***** EXERCISE MATERIALS

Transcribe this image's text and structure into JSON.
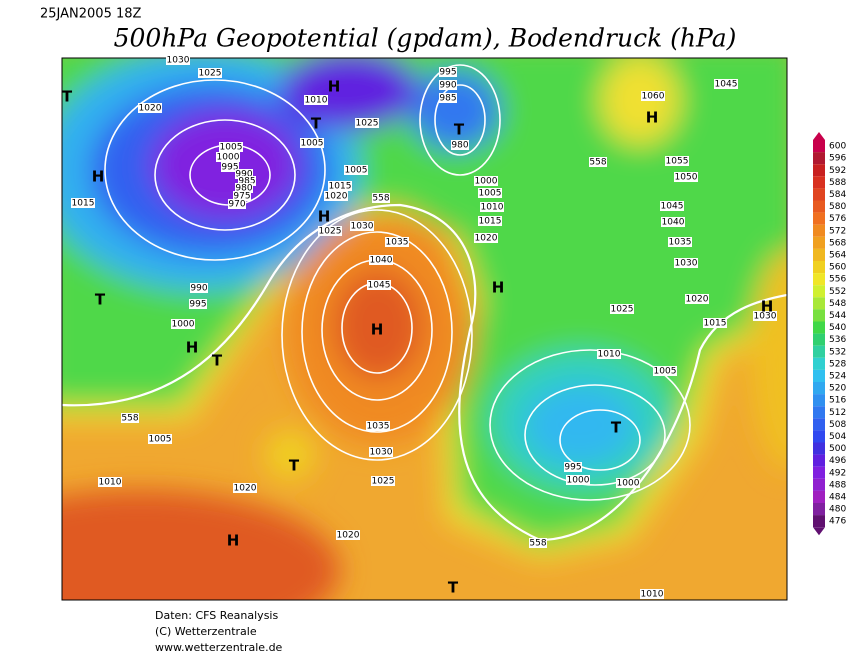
{
  "header": {
    "date": "25JAN2005 18Z",
    "title": "500hPa Geopotential (gpdam), Bodendruck (hPa)"
  },
  "legend": {
    "values": [
      600,
      596,
      592,
      588,
      584,
      580,
      576,
      572,
      568,
      564,
      560,
      556,
      552,
      548,
      544,
      540,
      536,
      532,
      528,
      524,
      520,
      516,
      512,
      508,
      504,
      500,
      496,
      492,
      488,
      484,
      480,
      476
    ],
    "colors": [
      "#c8004b",
      "#b01830",
      "#c82020",
      "#d83020",
      "#e04420",
      "#e85a20",
      "#f07020",
      "#f08a20",
      "#f0a020",
      "#f0b820",
      "#f0d020",
      "#f0e628",
      "#d0f030",
      "#a8e838",
      "#78e040",
      "#40d848",
      "#30d070",
      "#30d0a0",
      "#30d0d0",
      "#30c0f0",
      "#30a8f0",
      "#3090f0",
      "#3078f0",
      "#3060f0",
      "#3048f0",
      "#4030e0",
      "#6020e0",
      "#8020e0",
      "#9020d0",
      "#a020c0",
      "#8020a0",
      "#601070"
    ]
  },
  "map": {
    "labels": [
      "1030",
      "1025",
      "1020",
      "1010",
      "1025",
      "995",
      "990",
      "985",
      "980",
      "1005",
      "1000",
      "995",
      "990",
      "985",
      "980",
      "975",
      "970",
      "1005",
      "1005",
      "1015",
      "1020",
      "1025",
      "1030",
      "1035",
      "1040",
      "1045",
      "1000",
      "1005",
      "1010",
      "1015",
      "1020",
      "1015",
      "990",
      "995",
      "1000",
      "1060",
      "1045",
      "1055",
      "1050",
      "1045",
      "1040",
      "1035",
      "1030",
      "1025",
      "1020",
      "1015",
      "1030",
      "1010",
      "1005",
      "1035",
      "1030",
      "1025",
      "995",
      "1000",
      "1000",
      "1005",
      "1010",
      "1020",
      "1020",
      "1010",
      "558",
      "558",
      "558",
      "558",
      "H",
      "H",
      "H",
      "H",
      "H",
      "H",
      "H",
      "H",
      "H",
      "T",
      "T",
      "T",
      "T",
      "T",
      "T",
      "T",
      "T"
    ]
  },
  "footer": {
    "lines": [
      "Daten: CFS Reanalysis",
      "(C) Wetterzentrale",
      "www.wetterzentrale.de"
    ]
  }
}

**********

_YOUR GOAL_: Replicate the material above verbatim; images stay out of the copy.

_CORRECT RESPONSE_:
Transcribe this image's text and structure into JSON.
{
  "header": {
    "date": "25JAN2005 18Z",
    "title": "500hPa Geopotential (gpdam), Bodendruck (hPa)"
  },
  "legend": {
    "values": [
      600,
      596,
      592,
      588,
      584,
      580,
      576,
      572,
      568,
      564,
      560,
      556,
      552,
      548,
      544,
      540,
      536,
      532,
      528,
      524,
      520,
      516,
      512,
      508,
      504,
      500,
      496,
      492,
      488,
      484,
      480,
      476
    ],
    "colors": [
      "#c8004b",
      "#b01830",
      "#c82020",
      "#d83020",
      "#e04420",
      "#e85a20",
      "#f07020",
      "#f08a20",
      "#f0a020",
      "#f0b820",
      "#f0d020",
      "#f0e628",
      "#d0f030",
      "#a8e838",
      "#78e040",
      "#40d848",
      "#30d070",
      "#30d0a0",
      "#30d0d0",
      "#30c0f0",
      "#30a8f0",
      "#3090f0",
      "#3078f0",
      "#3060f0",
      "#3048f0",
      "#4030e0",
      "#6020e0",
      "#8020e0",
      "#9020d0",
      "#a020c0",
      "#8020a0",
      "#601070"
    ]
  },
  "map": {
    "labels": [
      "1030",
      "1025",
      "1020",
      "1010",
      "1025",
      "995",
      "990",
      "985",
      "980",
      "1005",
      "1000",
      "995",
      "990",
      "985",
      "980",
      "975",
      "970",
      "1005",
      "1005",
      "1015",
      "1020",
      "1025",
      "1030",
      "1035",
      "1040",
      "1045",
      "1000",
      "1005",
      "1010",
      "1015",
      "1020",
      "1015",
      "990",
      "995",
      "1000",
      "1060",
      "1045",
      "1055",
      "1050",
      "1045",
      "1040",
      "1035",
      "1030",
      "1025",
      "1020",
      "1015",
      "1030",
      "1010",
      "1005",
      "1035",
      "1030",
      "1025",
      "995",
      "1000",
      "1000",
      "1005",
      "1010",
      "1020",
      "1020",
      "1010",
      "558",
      "558",
      "558",
      "558",
      "H",
      "H",
      "H",
      "H",
      "H",
      "H",
      "H",
      "H",
      "H",
      "T",
      "T",
      "T",
      "T",
      "T",
      "T",
      "T",
      "T"
    ]
  },
  "footer": {
    "lines": [
      "Daten: CFS Reanalysis",
      "(C) Wetterzentrale",
      "www.wetterzentrale.de"
    ]
  }
}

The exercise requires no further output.